(Data extracted from a collection)
-*-

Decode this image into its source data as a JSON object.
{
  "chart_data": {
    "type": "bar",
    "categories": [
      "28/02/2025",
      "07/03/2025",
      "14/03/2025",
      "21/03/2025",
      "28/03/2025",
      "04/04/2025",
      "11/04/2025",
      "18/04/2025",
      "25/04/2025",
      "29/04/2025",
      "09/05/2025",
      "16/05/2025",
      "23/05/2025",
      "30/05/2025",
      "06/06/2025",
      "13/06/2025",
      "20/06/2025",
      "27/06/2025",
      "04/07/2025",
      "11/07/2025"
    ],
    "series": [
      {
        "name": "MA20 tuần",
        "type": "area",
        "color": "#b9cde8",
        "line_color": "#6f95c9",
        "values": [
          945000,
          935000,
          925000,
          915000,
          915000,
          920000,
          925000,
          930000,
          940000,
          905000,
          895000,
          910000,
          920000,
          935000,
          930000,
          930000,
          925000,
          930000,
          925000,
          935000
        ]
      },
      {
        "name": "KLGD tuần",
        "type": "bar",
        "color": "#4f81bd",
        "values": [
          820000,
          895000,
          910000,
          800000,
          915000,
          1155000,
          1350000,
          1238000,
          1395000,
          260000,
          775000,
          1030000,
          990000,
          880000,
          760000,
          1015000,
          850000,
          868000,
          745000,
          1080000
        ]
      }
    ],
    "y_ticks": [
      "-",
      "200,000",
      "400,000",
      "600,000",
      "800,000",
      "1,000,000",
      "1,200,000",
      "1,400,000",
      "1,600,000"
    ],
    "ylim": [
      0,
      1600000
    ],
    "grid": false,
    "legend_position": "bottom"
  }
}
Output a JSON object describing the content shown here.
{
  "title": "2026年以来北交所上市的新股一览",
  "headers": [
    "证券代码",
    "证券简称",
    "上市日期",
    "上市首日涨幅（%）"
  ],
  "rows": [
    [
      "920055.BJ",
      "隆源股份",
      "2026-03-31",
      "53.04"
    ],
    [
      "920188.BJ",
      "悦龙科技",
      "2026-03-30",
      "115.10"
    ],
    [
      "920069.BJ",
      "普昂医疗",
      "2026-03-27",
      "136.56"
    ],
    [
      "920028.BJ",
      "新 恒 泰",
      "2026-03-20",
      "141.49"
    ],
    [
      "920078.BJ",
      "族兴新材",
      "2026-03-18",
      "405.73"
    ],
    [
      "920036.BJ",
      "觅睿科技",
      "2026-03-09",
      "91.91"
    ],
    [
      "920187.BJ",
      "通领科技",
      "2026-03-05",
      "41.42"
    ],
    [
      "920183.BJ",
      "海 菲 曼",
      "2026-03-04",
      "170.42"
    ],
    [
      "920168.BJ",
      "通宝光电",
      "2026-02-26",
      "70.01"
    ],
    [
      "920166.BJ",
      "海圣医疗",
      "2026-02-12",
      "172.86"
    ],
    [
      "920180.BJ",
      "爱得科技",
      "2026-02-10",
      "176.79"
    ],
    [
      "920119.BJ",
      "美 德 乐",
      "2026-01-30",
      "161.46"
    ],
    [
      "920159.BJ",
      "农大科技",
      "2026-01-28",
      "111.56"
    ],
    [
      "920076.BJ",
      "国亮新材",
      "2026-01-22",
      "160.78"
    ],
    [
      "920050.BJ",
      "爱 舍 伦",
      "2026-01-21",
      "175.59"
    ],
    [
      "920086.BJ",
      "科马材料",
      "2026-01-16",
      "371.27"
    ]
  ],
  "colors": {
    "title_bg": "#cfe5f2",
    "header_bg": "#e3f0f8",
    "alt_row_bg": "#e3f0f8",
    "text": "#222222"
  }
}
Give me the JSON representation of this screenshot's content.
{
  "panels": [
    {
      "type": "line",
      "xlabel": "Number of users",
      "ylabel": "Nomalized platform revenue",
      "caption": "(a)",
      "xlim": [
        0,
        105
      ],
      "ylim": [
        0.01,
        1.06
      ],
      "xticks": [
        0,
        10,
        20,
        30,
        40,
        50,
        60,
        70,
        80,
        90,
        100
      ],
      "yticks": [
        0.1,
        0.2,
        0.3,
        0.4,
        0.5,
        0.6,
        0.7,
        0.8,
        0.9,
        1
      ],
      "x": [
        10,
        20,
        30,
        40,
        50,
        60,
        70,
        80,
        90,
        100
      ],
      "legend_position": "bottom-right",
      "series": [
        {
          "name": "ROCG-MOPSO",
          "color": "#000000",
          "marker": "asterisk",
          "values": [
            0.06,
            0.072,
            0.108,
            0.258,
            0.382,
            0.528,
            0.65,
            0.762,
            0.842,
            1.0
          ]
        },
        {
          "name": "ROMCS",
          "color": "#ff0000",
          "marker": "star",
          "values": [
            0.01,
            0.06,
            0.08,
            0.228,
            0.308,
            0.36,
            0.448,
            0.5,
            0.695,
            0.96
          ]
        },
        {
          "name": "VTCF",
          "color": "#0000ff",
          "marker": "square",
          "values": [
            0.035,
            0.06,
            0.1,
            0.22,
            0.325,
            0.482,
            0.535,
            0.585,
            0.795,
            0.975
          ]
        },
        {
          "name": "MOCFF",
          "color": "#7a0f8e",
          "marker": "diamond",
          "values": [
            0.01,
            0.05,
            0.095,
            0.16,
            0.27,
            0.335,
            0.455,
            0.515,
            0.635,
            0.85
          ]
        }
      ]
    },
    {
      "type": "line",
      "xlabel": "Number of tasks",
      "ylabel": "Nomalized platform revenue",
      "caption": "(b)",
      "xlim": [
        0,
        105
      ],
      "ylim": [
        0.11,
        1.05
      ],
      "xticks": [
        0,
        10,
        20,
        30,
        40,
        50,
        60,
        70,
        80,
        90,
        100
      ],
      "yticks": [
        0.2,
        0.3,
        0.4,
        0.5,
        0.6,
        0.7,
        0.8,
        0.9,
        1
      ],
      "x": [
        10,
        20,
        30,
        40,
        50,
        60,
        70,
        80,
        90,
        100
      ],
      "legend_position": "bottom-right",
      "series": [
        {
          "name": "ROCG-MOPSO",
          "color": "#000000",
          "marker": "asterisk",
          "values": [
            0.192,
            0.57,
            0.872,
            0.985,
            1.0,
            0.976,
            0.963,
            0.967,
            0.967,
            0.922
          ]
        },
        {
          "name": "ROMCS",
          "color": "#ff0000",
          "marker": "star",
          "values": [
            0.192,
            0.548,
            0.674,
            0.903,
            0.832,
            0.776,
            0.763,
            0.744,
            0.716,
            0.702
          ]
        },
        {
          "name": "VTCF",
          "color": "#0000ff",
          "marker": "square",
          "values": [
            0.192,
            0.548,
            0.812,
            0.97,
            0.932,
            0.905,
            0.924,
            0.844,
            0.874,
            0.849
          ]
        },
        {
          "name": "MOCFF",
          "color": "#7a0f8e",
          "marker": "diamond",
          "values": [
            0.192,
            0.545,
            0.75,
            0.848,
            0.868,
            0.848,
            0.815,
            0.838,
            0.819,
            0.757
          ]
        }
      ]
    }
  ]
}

-*-

THE TASK
Search the entries for the word "this" and copy every line that has it.

PROBLEM SOLUTION
Decode this image into its source data as a JSON object.
Give me the JSON representation of this screenshot's content.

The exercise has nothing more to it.